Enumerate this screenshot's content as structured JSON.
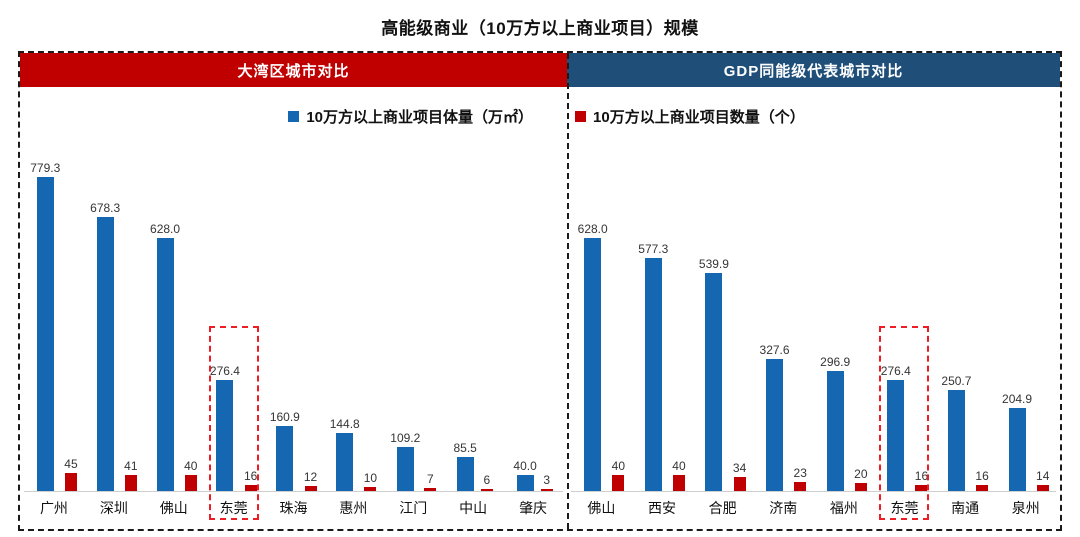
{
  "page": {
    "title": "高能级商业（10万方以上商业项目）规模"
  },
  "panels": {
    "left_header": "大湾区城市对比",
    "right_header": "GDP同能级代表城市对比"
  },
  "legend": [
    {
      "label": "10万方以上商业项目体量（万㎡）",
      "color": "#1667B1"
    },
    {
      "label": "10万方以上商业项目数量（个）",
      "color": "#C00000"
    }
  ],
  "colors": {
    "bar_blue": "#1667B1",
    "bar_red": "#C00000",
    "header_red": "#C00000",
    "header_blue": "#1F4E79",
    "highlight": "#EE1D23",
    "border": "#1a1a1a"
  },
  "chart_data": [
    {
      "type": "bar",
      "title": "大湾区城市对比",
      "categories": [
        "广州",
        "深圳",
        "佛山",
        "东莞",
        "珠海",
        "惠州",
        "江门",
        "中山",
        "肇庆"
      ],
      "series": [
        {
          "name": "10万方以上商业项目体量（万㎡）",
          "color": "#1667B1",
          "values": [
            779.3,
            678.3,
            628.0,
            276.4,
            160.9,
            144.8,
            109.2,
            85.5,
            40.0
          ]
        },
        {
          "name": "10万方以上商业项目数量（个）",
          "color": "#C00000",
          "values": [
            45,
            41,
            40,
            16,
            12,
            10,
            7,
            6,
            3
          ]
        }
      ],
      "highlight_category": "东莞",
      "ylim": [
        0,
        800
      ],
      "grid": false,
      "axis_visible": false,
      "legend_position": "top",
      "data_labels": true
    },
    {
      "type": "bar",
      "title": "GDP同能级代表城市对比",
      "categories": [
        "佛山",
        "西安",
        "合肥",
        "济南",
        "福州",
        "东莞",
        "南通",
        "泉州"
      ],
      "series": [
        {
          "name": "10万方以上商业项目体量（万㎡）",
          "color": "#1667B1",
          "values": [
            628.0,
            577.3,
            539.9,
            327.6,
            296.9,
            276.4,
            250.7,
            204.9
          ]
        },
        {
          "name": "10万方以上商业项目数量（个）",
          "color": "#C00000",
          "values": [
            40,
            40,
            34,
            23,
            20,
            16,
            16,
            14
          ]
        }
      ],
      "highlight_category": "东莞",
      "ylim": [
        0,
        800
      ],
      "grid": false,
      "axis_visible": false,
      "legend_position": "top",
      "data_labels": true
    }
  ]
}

### GOAL OF THE EXERCISE
Quote the preceding records in their entirety, excluding every picture.

### WRITTEN SOLUTION
Enumerate this screenshot's content as structured JSON.
{
  "page": {
    "title": "高能级商业（10万方以上商业项目）规模"
  },
  "panels": {
    "left_header": "大湾区城市对比",
    "right_header": "GDP同能级代表城市对比"
  },
  "legend": [
    {
      "label": "10万方以上商业项目体量（万㎡）",
      "color": "#1667B1"
    },
    {
      "label": "10万方以上商业项目数量（个）",
      "color": "#C00000"
    }
  ],
  "colors": {
    "bar_blue": "#1667B1",
    "bar_red": "#C00000",
    "header_red": "#C00000",
    "header_blue": "#1F4E79",
    "highlight": "#EE1D23",
    "border": "#1a1a1a"
  },
  "chart_data": [
    {
      "type": "bar",
      "title": "大湾区城市对比",
      "categories": [
        "广州",
        "深圳",
        "佛山",
        "东莞",
        "珠海",
        "惠州",
        "江门",
        "中山",
        "肇庆"
      ],
      "series": [
        {
          "name": "10万方以上商业项目体量（万㎡）",
          "color": "#1667B1",
          "values": [
            779.3,
            678.3,
            628.0,
            276.4,
            160.9,
            144.8,
            109.2,
            85.5,
            40.0
          ]
        },
        {
          "name": "10万方以上商业项目数量（个）",
          "color": "#C00000",
          "values": [
            45,
            41,
            40,
            16,
            12,
            10,
            7,
            6,
            3
          ]
        }
      ],
      "highlight_category": "东莞",
      "ylim": [
        0,
        800
      ],
      "grid": false,
      "axis_visible": false,
      "legend_position": "top",
      "data_labels": true
    },
    {
      "type": "bar",
      "title": "GDP同能级代表城市对比",
      "categories": [
        "佛山",
        "西安",
        "合肥",
        "济南",
        "福州",
        "东莞",
        "南通",
        "泉州"
      ],
      "series": [
        {
          "name": "10万方以上商业项目体量（万㎡）",
          "color": "#1667B1",
          "values": [
            628.0,
            577.3,
            539.9,
            327.6,
            296.9,
            276.4,
            250.7,
            204.9
          ]
        },
        {
          "name": "10万方以上商业项目数量（个）",
          "color": "#C00000",
          "values": [
            40,
            40,
            34,
            23,
            20,
            16,
            16,
            14
          ]
        }
      ],
      "highlight_category": "东莞",
      "ylim": [
        0,
        800
      ],
      "grid": false,
      "axis_visible": false,
      "legend_position": "top",
      "data_labels": true
    }
  ]
}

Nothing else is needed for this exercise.